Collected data
==*==

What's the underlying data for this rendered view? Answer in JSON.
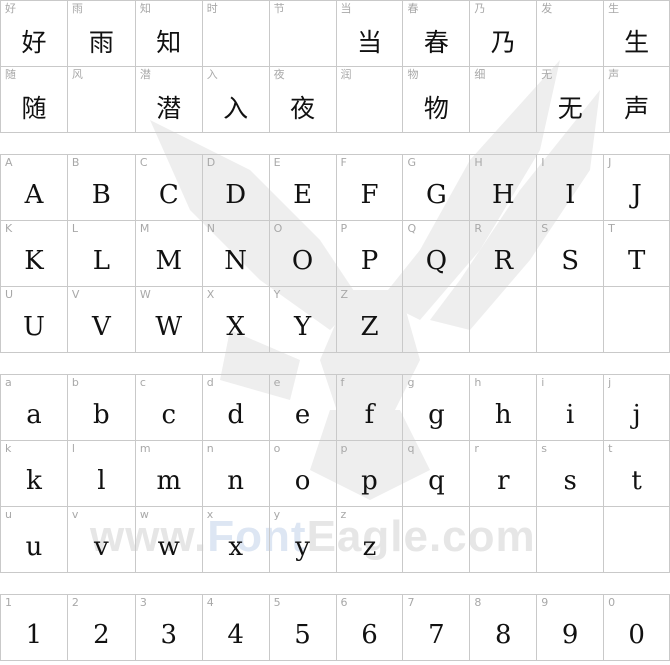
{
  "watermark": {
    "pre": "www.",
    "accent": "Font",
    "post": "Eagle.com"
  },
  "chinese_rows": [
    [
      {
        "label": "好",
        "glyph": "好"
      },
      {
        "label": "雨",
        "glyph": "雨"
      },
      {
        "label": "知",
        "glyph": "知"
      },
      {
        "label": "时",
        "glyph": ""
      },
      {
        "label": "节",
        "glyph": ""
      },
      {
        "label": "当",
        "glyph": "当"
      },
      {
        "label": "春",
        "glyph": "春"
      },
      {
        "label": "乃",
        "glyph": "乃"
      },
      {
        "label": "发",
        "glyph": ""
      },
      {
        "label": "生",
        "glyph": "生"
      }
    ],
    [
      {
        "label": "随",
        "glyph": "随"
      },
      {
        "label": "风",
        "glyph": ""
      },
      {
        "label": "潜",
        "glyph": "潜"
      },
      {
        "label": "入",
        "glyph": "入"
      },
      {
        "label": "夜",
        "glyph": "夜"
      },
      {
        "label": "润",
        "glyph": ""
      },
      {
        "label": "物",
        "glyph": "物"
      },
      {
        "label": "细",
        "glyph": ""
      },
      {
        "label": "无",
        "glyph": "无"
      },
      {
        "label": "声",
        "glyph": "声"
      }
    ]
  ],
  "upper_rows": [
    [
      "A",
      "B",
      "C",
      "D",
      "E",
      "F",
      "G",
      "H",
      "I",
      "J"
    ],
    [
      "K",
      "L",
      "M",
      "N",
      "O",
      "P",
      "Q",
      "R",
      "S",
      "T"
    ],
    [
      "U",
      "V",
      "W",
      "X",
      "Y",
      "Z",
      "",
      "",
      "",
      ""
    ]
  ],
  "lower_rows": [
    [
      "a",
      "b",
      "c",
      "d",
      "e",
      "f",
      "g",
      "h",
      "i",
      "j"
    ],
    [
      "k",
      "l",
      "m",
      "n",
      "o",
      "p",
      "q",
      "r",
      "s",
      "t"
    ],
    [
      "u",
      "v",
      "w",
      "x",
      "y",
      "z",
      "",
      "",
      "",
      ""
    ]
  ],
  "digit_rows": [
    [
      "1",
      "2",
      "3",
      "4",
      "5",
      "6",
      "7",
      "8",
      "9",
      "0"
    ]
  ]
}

==*==

### Task
Copy the whole listing above word for word but do not carry over the pictures.

### Answer in full
What's the underlying data for this rendered view? Answer in JSON.
{
  "watermark": {
    "pre": "www.",
    "accent": "Font",
    "post": "Eagle.com"
  },
  "chinese_rows": [
    [
      {
        "label": "好",
        "glyph": "好"
      },
      {
        "label": "雨",
        "glyph": "雨"
      },
      {
        "label": "知",
        "glyph": "知"
      },
      {
        "label": "时",
        "glyph": ""
      },
      {
        "label": "节",
        "glyph": ""
      },
      {
        "label": "当",
        "glyph": "当"
      },
      {
        "label": "春",
        "glyph": "春"
      },
      {
        "label": "乃",
        "glyph": "乃"
      },
      {
        "label": "发",
        "glyph": ""
      },
      {
        "label": "生",
        "glyph": "生"
      }
    ],
    [
      {
        "label": "随",
        "glyph": "随"
      },
      {
        "label": "风",
        "glyph": ""
      },
      {
        "label": "潜",
        "glyph": "潜"
      },
      {
        "label": "入",
        "glyph": "入"
      },
      {
        "label": "夜",
        "glyph": "夜"
      },
      {
        "label": "润",
        "glyph": ""
      },
      {
        "label": "物",
        "glyph": "物"
      },
      {
        "label": "细",
        "glyph": ""
      },
      {
        "label": "无",
        "glyph": "无"
      },
      {
        "label": "声",
        "glyph": "声"
      }
    ]
  ],
  "upper_rows": [
    [
      "A",
      "B",
      "C",
      "D",
      "E",
      "F",
      "G",
      "H",
      "I",
      "J"
    ],
    [
      "K",
      "L",
      "M",
      "N",
      "O",
      "P",
      "Q",
      "R",
      "S",
      "T"
    ],
    [
      "U",
      "V",
      "W",
      "X",
      "Y",
      "Z",
      "",
      "",
      "",
      ""
    ]
  ],
  "lower_rows": [
    [
      "a",
      "b",
      "c",
      "d",
      "e",
      "f",
      "g",
      "h",
      "i",
      "j"
    ],
    [
      "k",
      "l",
      "m",
      "n",
      "o",
      "p",
      "q",
      "r",
      "s",
      "t"
    ],
    [
      "u",
      "v",
      "w",
      "x",
      "y",
      "z",
      "",
      "",
      "",
      ""
    ]
  ],
  "digit_rows": [
    [
      "1",
      "2",
      "3",
      "4",
      "5",
      "6",
      "7",
      "8",
      "9",
      "0"
    ]
  ]
}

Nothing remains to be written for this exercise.